**Work to be completed:**
Make an exact copy of the data below, leaving out every picture.

**Input data:**
================================

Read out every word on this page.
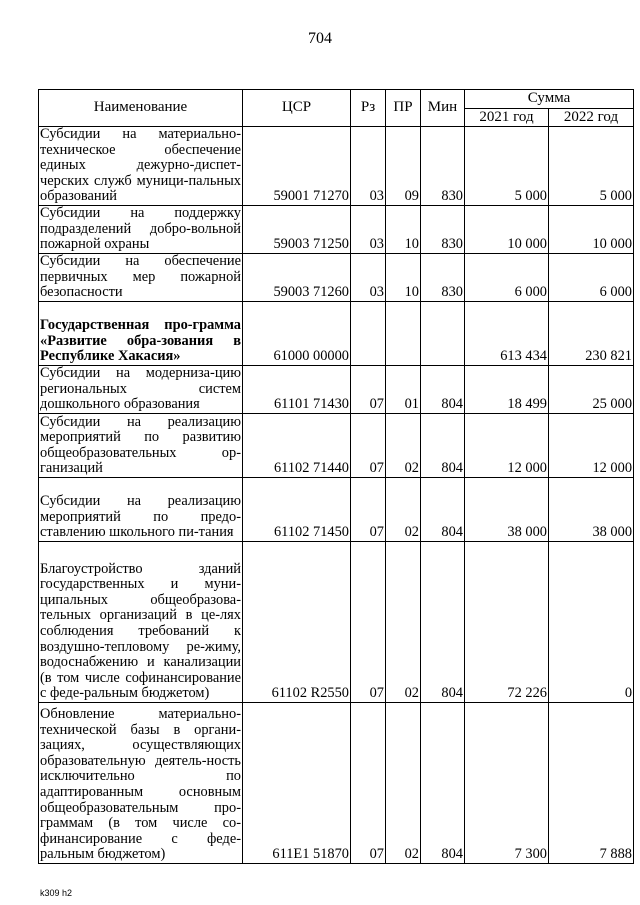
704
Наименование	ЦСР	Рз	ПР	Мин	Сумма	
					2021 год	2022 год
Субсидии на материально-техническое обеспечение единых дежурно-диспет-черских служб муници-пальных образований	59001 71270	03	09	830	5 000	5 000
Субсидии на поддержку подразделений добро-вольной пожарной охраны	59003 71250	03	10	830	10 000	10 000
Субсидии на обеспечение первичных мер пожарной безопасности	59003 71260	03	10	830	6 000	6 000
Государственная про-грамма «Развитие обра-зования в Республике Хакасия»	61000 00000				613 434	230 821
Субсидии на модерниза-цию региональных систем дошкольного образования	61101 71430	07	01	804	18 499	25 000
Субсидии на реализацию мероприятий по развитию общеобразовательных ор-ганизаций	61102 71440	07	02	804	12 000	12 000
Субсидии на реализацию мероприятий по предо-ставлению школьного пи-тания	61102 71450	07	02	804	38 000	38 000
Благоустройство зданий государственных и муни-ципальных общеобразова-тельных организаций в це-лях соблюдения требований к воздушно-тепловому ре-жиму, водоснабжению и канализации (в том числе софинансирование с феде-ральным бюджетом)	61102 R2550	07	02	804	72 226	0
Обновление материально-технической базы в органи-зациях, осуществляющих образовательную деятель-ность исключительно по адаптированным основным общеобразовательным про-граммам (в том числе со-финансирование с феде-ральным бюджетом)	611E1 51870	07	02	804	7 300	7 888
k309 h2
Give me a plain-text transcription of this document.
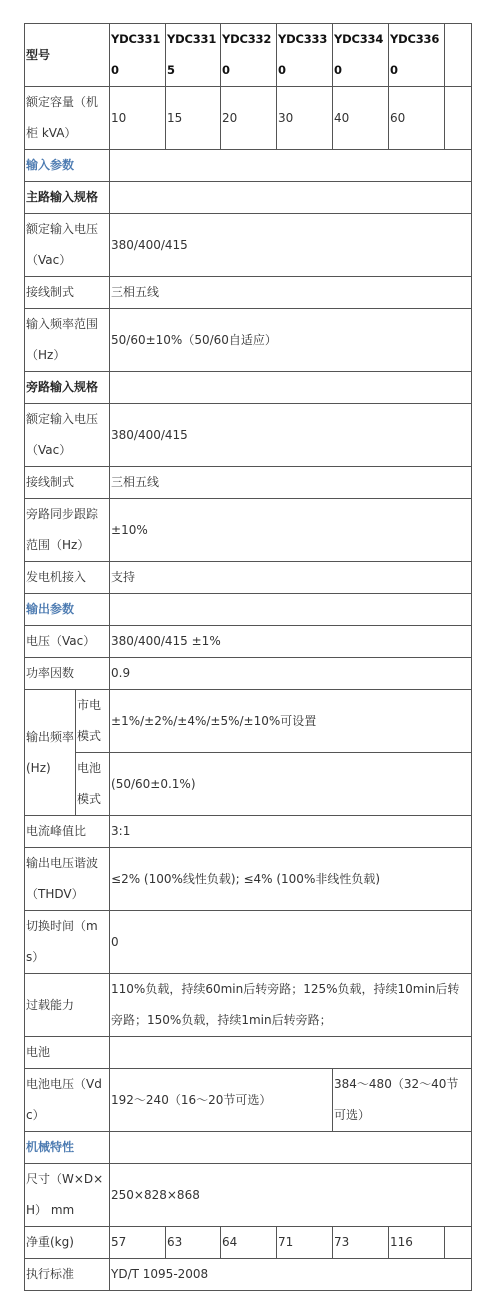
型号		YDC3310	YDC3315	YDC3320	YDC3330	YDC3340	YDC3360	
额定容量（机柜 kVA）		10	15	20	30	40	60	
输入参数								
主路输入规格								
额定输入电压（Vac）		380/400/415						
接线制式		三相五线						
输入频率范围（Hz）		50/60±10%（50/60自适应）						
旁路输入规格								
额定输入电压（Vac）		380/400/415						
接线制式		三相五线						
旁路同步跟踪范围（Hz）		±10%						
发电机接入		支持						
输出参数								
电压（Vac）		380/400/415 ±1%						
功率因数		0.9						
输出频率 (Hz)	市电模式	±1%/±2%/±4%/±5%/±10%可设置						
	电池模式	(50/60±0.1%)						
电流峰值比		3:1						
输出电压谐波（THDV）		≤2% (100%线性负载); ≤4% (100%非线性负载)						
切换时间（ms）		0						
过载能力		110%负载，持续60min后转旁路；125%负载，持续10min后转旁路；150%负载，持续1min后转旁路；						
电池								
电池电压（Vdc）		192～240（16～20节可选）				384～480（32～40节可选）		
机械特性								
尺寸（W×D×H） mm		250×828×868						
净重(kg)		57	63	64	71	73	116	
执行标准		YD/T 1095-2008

================================

**Task result:**
Read out every word on this page.
704
Наименование	ЦСР	Рз	ПР	Мин	Сумма	
					2021 год	2022 год
Субсидии на материально-техническое обеспечение единых дежурно-диспет-черских служб муници-пальных образований	59001 71270	03	09	830	5 000	5 000
Субсидии на поддержку подразделений добро-вольной пожарной охраны	59003 71250	03	10	830	10 000	10 000
Субсидии на обеспечение первичных мер пожарной безопасности	59003 71260	03	10	830	6 000	6 000
Государственная про-грамма «Развитие обра-зования в Республике Хакасия»	61000 00000				613 434	230 821
Субсидии на модерниза-цию региональных систем дошкольного образования	61101 71430	07	01	804	18 499	25 000
Субсидии на реализацию мероприятий по развитию общеобразовательных ор-ганизаций	61102 71440	07	02	804	12 000	12 000
Субсидии на реализацию мероприятий по предо-ставлению школьного пи-тания	61102 71450	07	02	804	38 000	38 000
Благоустройство зданий государственных и муни-ципальных общеобразова-тельных организаций в це-лях соблюдения требований к воздушно-тепловому ре-жиму, водоснабжению и канализации (в том числе софинансирование с феде-ральным бюджетом)	61102 R2550	07	02	804	72 226	0
Обновление материально-технической базы в органи-зациях, осуществляющих образовательную деятель-ность исключительно по адаптированным основным общеобразовательным про-граммам (в том числе со-финансирование с феде-ральным бюджетом)	611E1 51870	07	02	804	7 300	7 888
k309 h2
Give me a plain-text transcription of this document.
型号		YDC3310	YDC3315	YDC3320	YDC3330	YDC3340	YDC3360	
额定容量（机柜 kVA）		10	15	20	30	40	60	
输入参数								
主路输入规格								
额定输入电压（Vac）		380/400/415						
接线制式		三相五线						
输入频率范围（Hz）		50/60±10%（50/60自适应）						
旁路输入规格								
额定输入电压（Vac）		380/400/415						
接线制式		三相五线						
旁路同步跟踪范围（Hz）		±10%						
发电机接入		支持						
输出参数								
电压（Vac）		380/400/415 ±1%						
功率因数		0.9						
输出频率 (Hz)	市电模式	±1%/±2%/±4%/±5%/±10%可设置						
	电池模式	(50/60±0.1%)						
电流峰值比		3:1						
输出电压谐波（THDV）		≤2% (100%线性负载); ≤4% (100%非线性负载)						
切换时间（ms）		0						
过载能力		110%负载，持续60min后转旁路；125%负载，持续10min后转旁路；150%负载，持续1min后转旁路；						
电池								
电池电压（Vdc）		192～240（16～20节可选）				384～480（32～40节可选）		
机械特性								
尺寸（W×D×H） mm		250×828×868						
净重(kg)		57	63	64	71	73	116	
执行标准		YD/T 1095-2008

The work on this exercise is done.